### GIVEN PROBLEM
Could you transcribe every record below exactly as written, leaving out any pictures?

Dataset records
— Begin —
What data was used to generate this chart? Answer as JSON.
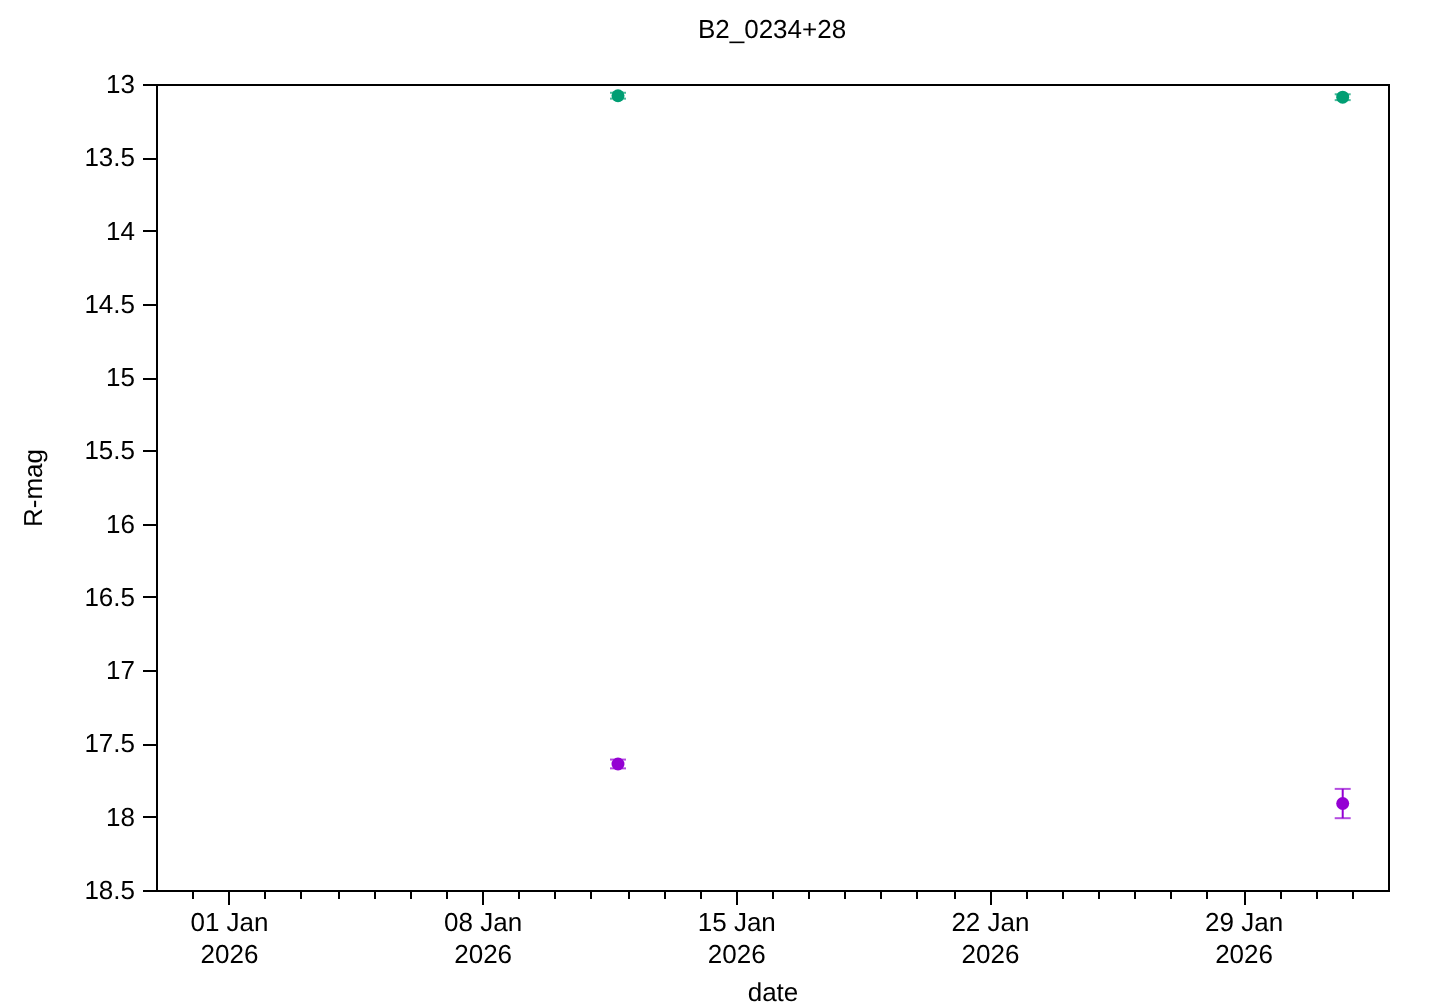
{
  "chart_data": {
    "type": "scatter",
    "title": "B2_0234+28",
    "xlabel": "date",
    "ylabel": "R-mag",
    "xlim": [
      "2025-12-30",
      "2026-02-02"
    ],
    "xticks": [
      {
        "value": "2025-12-31",
        "label": null
      },
      {
        "value": "2026-01-01",
        "label": "01 Jan\n2026"
      },
      {
        "value": "2026-01-02",
        "label": null
      },
      {
        "value": "2026-01-03",
        "label": null
      },
      {
        "value": "2026-01-04",
        "label": null
      },
      {
        "value": "2026-01-05",
        "label": null
      },
      {
        "value": "2026-01-06",
        "label": null
      },
      {
        "value": "2026-01-07",
        "label": null
      },
      {
        "value": "2026-01-08",
        "label": "08 Jan\n2026"
      },
      {
        "value": "2026-01-09",
        "label": null
      },
      {
        "value": "2026-01-10",
        "label": null
      },
      {
        "value": "2026-01-11",
        "label": null
      },
      {
        "value": "2026-01-12",
        "label": null
      },
      {
        "value": "2026-01-13",
        "label": null
      },
      {
        "value": "2026-01-14",
        "label": null
      },
      {
        "value": "2026-01-15",
        "label": "15 Jan\n2026"
      },
      {
        "value": "2026-01-16",
        "label": null
      },
      {
        "value": "2026-01-17",
        "label": null
      },
      {
        "value": "2026-01-18",
        "label": null
      },
      {
        "value": "2026-01-19",
        "label": null
      },
      {
        "value": "2026-01-20",
        "label": null
      },
      {
        "value": "2026-01-21",
        "label": null
      },
      {
        "value": "2026-01-22",
        "label": "22 Jan\n2026"
      },
      {
        "value": "2026-01-23",
        "label": null
      },
      {
        "value": "2026-01-24",
        "label": null
      },
      {
        "value": "2026-01-25",
        "label": null
      },
      {
        "value": "2026-01-26",
        "label": null
      },
      {
        "value": "2026-01-27",
        "label": null
      },
      {
        "value": "2026-01-28",
        "label": null
      },
      {
        "value": "2026-01-29",
        "label": "29 Jan\n2026"
      },
      {
        "value": "2026-01-30",
        "label": null
      },
      {
        "value": "2026-01-31",
        "label": null
      },
      {
        "value": "2026-02-01",
        "label": null
      }
    ],
    "ylim": [
      18.5,
      13
    ],
    "yticks": [
      13,
      13.5,
      14,
      14.5,
      15,
      15.5,
      16,
      16.5,
      17,
      17.5,
      18,
      18.5
    ],
    "marker": "circle",
    "series": [
      {
        "color": "#9400d3",
        "x": [
          "2026-01-11T18:00",
          "2026-01-31T18:00"
        ],
        "values": [
          17.64,
          17.91
        ],
        "errors": [
          0.03,
          0.1
        ]
      },
      {
        "color": "#009e73",
        "x": [
          "2026-01-11T18:00",
          "2026-01-31T18:00"
        ],
        "values": [
          13.08,
          13.09
        ],
        "errors": [
          0.02,
          0.02
        ]
      }
    ]
  }
}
— End —
### EXPECTED ANSWER
What data was used to generate this chart? Answer as JSON.
{
  "chart_data": {
    "type": "scatter",
    "title": "B2_0234+28",
    "xlabel": "date",
    "ylabel": "R-mag",
    "xlim": [
      "2025-12-30",
      "2026-02-02"
    ],
    "xticks": [
      {
        "value": "2025-12-31",
        "label": null
      },
      {
        "value": "2026-01-01",
        "label": "01 Jan\n2026"
      },
      {
        "value": "2026-01-02",
        "label": null
      },
      {
        "value": "2026-01-03",
        "label": null
      },
      {
        "value": "2026-01-04",
        "label": null
      },
      {
        "value": "2026-01-05",
        "label": null
      },
      {
        "value": "2026-01-06",
        "label": null
      },
      {
        "value": "2026-01-07",
        "label": null
      },
      {
        "value": "2026-01-08",
        "label": "08 Jan\n2026"
      },
      {
        "value": "2026-01-09",
        "label": null
      },
      {
        "value": "2026-01-10",
        "label": null
      },
      {
        "value": "2026-01-11",
        "label": null
      },
      {
        "value": "2026-01-12",
        "label": null
      },
      {
        "value": "2026-01-13",
        "label": null
      },
      {
        "value": "2026-01-14",
        "label": null
      },
      {
        "value": "2026-01-15",
        "label": "15 Jan\n2026"
      },
      {
        "value": "2026-01-16",
        "label": null
      },
      {
        "value": "2026-01-17",
        "label": null
      },
      {
        "value": "2026-01-18",
        "label": null
      },
      {
        "value": "2026-01-19",
        "label": null
      },
      {
        "value": "2026-01-20",
        "label": null
      },
      {
        "value": "2026-01-21",
        "label": null
      },
      {
        "value": "2026-01-22",
        "label": "22 Jan\n2026"
      },
      {
        "value": "2026-01-23",
        "label": null
      },
      {
        "value": "2026-01-24",
        "label": null
      },
      {
        "value": "2026-01-25",
        "label": null
      },
      {
        "value": "2026-01-26",
        "label": null
      },
      {
        "value": "2026-01-27",
        "label": null
      },
      {
        "value": "2026-01-28",
        "label": null
      },
      {
        "value": "2026-01-29",
        "label": "29 Jan\n2026"
      },
      {
        "value": "2026-01-30",
        "label": null
      },
      {
        "value": "2026-01-31",
        "label": null
      },
      {
        "value": "2026-02-01",
        "label": null
      }
    ],
    "ylim": [
      18.5,
      13
    ],
    "yticks": [
      13,
      13.5,
      14,
      14.5,
      15,
      15.5,
      16,
      16.5,
      17,
      17.5,
      18,
      18.5
    ],
    "marker": "circle",
    "series": [
      {
        "color": "#9400d3",
        "x": [
          "2026-01-11T18:00",
          "2026-01-31T18:00"
        ],
        "values": [
          17.64,
          17.91
        ],
        "errors": [
          0.03,
          0.1
        ]
      },
      {
        "color": "#009e73",
        "x": [
          "2026-01-11T18:00",
          "2026-01-31T18:00"
        ],
        "values": [
          13.08,
          13.09
        ],
        "errors": [
          0.02,
          0.02
        ]
      }
    ]
  }
}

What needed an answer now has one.